"""

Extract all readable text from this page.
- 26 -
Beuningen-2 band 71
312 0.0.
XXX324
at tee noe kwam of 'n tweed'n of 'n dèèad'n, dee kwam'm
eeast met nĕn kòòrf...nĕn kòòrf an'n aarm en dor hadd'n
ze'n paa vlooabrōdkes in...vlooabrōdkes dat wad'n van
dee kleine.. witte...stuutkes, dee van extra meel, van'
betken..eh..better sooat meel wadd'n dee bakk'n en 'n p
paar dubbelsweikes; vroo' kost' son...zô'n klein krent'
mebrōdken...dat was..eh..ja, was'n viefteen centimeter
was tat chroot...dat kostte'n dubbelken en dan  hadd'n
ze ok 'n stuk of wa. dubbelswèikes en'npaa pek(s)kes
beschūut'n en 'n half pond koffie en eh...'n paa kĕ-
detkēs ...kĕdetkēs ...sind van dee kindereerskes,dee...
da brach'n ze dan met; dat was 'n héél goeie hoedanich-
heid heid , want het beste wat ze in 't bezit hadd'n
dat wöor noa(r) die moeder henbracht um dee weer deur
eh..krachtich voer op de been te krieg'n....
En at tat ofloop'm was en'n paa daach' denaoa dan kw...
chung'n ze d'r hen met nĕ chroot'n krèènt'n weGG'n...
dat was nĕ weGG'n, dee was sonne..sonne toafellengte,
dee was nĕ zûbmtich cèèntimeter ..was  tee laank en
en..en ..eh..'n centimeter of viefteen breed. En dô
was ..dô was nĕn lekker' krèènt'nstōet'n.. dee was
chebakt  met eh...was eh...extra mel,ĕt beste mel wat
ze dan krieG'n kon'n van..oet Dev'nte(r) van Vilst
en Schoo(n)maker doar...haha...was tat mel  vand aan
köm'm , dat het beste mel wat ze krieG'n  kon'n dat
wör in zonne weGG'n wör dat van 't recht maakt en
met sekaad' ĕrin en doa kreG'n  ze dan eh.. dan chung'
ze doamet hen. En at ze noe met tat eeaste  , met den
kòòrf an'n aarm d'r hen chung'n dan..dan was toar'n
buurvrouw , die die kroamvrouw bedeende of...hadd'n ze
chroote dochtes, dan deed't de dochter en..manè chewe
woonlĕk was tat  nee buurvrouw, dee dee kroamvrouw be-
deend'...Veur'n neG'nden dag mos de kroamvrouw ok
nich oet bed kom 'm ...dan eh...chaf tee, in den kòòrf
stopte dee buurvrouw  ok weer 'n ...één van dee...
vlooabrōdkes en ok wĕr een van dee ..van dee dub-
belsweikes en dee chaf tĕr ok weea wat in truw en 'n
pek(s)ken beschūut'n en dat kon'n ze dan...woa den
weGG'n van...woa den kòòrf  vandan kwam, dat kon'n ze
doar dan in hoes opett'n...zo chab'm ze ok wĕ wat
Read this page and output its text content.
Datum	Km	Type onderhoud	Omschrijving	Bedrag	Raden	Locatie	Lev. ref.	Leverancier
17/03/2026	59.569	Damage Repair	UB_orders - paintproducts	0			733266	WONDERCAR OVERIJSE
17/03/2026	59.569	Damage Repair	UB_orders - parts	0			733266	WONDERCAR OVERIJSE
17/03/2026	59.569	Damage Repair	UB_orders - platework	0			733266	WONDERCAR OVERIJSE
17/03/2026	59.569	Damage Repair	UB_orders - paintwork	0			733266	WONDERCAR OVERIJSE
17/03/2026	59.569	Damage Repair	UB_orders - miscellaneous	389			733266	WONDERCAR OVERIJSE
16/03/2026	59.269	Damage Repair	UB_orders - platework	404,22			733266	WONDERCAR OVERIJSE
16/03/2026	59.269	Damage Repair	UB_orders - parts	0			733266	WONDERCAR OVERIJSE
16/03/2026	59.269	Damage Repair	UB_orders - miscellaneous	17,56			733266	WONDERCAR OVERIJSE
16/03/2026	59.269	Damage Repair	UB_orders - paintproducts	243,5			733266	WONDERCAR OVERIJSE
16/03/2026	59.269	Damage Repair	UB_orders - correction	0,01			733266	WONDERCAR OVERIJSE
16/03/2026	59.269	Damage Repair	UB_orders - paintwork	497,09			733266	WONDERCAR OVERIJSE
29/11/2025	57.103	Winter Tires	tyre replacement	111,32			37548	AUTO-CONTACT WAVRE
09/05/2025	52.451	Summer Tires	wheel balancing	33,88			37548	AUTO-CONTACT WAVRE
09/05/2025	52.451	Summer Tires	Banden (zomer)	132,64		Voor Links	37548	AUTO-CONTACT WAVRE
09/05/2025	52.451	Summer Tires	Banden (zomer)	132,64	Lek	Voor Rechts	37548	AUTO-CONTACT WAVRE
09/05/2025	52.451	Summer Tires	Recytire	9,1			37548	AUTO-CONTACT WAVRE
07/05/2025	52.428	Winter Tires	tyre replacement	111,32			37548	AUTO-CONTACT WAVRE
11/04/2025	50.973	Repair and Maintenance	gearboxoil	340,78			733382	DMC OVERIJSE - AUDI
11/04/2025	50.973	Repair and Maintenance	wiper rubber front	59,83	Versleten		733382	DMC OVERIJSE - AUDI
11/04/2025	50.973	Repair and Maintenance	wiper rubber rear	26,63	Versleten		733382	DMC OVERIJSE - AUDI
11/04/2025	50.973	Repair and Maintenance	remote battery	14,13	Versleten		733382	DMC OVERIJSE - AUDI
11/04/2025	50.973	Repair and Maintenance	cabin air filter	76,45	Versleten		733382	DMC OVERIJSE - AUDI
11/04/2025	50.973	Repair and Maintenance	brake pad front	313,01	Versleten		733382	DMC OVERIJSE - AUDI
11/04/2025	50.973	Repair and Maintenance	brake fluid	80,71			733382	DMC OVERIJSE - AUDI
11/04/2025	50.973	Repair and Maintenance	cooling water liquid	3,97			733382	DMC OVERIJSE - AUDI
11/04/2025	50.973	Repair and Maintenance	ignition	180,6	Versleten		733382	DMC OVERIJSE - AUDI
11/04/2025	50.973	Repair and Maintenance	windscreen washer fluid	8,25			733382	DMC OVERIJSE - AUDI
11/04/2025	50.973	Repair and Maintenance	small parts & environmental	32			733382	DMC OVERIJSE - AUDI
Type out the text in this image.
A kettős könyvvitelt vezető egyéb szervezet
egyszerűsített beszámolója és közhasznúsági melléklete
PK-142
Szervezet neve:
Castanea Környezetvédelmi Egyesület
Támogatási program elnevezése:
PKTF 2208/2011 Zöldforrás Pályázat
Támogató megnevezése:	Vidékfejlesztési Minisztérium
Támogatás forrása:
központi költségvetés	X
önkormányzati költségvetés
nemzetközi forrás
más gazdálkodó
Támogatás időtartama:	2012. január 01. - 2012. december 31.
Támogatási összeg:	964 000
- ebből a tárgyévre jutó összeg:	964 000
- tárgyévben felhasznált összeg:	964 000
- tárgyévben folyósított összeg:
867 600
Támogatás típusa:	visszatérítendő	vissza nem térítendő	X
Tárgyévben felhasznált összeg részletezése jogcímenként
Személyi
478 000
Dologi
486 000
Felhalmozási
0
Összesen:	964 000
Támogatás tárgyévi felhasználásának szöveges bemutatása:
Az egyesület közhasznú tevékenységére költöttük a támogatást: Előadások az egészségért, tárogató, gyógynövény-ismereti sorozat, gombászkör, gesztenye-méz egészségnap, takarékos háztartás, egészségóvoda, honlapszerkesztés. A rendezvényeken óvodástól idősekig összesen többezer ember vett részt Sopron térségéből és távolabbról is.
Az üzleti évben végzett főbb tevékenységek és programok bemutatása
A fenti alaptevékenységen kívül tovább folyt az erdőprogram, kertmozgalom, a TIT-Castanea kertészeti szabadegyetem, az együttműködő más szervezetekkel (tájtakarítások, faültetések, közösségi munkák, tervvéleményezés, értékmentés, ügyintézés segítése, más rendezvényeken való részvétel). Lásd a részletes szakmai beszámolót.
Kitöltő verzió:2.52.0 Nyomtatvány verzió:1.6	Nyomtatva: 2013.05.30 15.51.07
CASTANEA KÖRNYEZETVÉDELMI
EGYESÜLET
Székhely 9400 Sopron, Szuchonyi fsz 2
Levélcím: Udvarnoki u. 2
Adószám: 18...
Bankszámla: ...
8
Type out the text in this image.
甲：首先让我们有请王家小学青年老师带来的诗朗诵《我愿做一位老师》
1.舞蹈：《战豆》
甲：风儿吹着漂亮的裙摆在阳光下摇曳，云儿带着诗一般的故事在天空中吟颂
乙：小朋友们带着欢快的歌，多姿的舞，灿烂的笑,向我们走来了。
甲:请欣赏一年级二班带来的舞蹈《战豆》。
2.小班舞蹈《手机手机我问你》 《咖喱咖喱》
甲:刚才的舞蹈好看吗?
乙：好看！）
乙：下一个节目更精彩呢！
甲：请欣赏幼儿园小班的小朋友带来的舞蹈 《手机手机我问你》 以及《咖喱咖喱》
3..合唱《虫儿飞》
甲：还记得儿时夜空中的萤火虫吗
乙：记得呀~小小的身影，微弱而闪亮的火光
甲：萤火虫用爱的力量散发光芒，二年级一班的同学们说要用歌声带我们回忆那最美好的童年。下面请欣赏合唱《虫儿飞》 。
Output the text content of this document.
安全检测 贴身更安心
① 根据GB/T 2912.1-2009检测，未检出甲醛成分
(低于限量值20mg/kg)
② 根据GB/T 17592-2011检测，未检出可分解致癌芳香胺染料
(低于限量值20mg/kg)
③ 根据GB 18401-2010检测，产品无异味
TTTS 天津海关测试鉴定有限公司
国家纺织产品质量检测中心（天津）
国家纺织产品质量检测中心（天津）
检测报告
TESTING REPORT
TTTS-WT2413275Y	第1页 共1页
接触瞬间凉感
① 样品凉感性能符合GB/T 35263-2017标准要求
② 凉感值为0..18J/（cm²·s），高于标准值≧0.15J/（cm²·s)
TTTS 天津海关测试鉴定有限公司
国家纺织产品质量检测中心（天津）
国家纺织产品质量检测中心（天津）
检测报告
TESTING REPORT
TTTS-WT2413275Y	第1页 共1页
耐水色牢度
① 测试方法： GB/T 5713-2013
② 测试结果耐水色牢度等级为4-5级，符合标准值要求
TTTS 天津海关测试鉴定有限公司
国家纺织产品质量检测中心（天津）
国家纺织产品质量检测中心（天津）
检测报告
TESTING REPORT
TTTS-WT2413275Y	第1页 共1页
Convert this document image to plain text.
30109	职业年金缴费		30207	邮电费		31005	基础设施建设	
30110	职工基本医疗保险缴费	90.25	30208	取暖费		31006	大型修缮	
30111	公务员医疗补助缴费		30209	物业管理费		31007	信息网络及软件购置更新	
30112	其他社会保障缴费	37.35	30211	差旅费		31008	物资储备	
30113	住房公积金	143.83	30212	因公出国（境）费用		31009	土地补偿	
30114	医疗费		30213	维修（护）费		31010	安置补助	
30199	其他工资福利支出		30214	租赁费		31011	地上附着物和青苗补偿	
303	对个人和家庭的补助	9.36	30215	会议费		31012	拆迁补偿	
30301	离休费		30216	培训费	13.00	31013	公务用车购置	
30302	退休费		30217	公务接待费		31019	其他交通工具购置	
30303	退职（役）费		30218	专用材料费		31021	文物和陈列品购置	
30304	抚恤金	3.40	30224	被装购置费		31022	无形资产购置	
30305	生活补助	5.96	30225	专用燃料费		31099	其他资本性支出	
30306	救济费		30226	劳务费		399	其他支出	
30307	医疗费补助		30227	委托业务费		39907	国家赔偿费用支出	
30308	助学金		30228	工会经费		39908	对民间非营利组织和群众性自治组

"""

§ Goal: Out of the material above, gather each line where "centimeter" appears.

§ Solution for this exercise:
mebrōdken...dat was..eh..ja, was'n viefteen centimeter
en..en ..eh..'n centimeter of viefteen breed. En dô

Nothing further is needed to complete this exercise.